[Data entries]

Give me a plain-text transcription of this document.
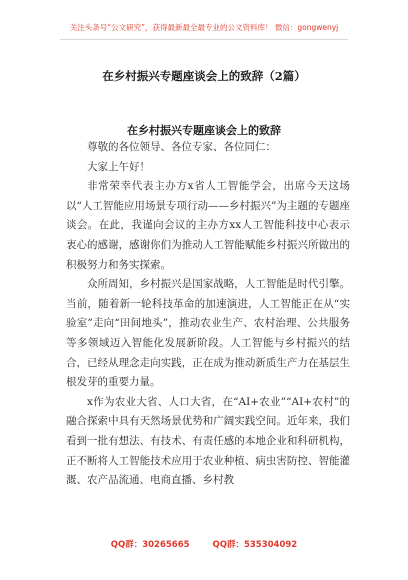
关注头条号“公文研究”，获得最新最全最专业的公文资料库！ 微信：gongwenyj
在乡村振兴专题座谈会上的致辞（2篇）
在乡村振兴专题座谈会上的致辞

尊敬的各位领导、各位专家、各位同仁：

大家上午好！

非常荣幸代表主办方x省人工智能学会，出席今天这场以“人工智能应用场景专项行动——乡村振兴”为主题的专题座谈会。在此，我谨向会议的主办方xx人工智能科技中心表示衷心的感谢，感谢你们为推动人工智能赋能乡村振兴所做出的积极努力和务实探索。

众所周知，乡村振兴是国家战略，人工智能是时代引擎。当前，随着新一轮科技革命的加速演进，人工智能正在从“实验室”走向“田间地头”，推动农业生产、农村治理、公共服务等多领域迈入智能化发展新阶段。人工智能与乡村振兴的结合，已经从理念走向实践，正在成为推动新质生产力在基层生根发芽的重要力量。

x作为农业大省、人口大省，在“AI+农业”“AI+农村”的融合探索中具有天然场景优势和广阔实践空间。近年来，我们看到一批有想法、有技术、有责任感的本地企业和科研机构，正不断将人工智能技术应用于农业种植、病虫害防控、智能灌溉、农产品流通、电商直播、乡村教

QQ群：30265665	QQ群：535304092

## What to work on:
Without including any pictures, print all of the material exactly as given.

## The answer:
Give me a plain-text transcription of this document.
关注头条号“公文研究”，获得最新最全最专业的公文资料库！ 微信：gongwenyj
在乡村振兴专题座谈会上的致辞（2篇）
在乡村振兴专题座谈会上的致辞

尊敬的各位领导、各位专家、各位同仁：

大家上午好！

非常荣幸代表主办方x省人工智能学会，出席今天这场以“人工智能应用场景专项行动——乡村振兴”为主题的专题座谈会。在此，我谨向会议的主办方xx人工智能科技中心表示衷心的感谢，感谢你们为推动人工智能赋能乡村振兴所做出的积极努力和务实探索。

众所周知，乡村振兴是国家战略，人工智能是时代引擎。当前，随着新一轮科技革命的加速演进，人工智能正在从“实验室”走向“田间地头”，推动农业生产、农村治理、公共服务等多领域迈入智能化发展新阶段。人工智能与乡村振兴的结合，已经从理念走向实践，正在成为推动新质生产力在基层生根发芽的重要力量。

x作为农业大省、人口大省，在“AI+农业”“AI+农村”的融合探索中具有天然场景优势和广阔实践空间。近年来，我们看到一批有想法、有技术、有责任感的本地企业和科研机构，正不断将人工智能技术应用于农业种植、病虫害防控、智能灌溉、农产品流通、电商直播、乡村教

QQ群：30265665	QQ群：535304092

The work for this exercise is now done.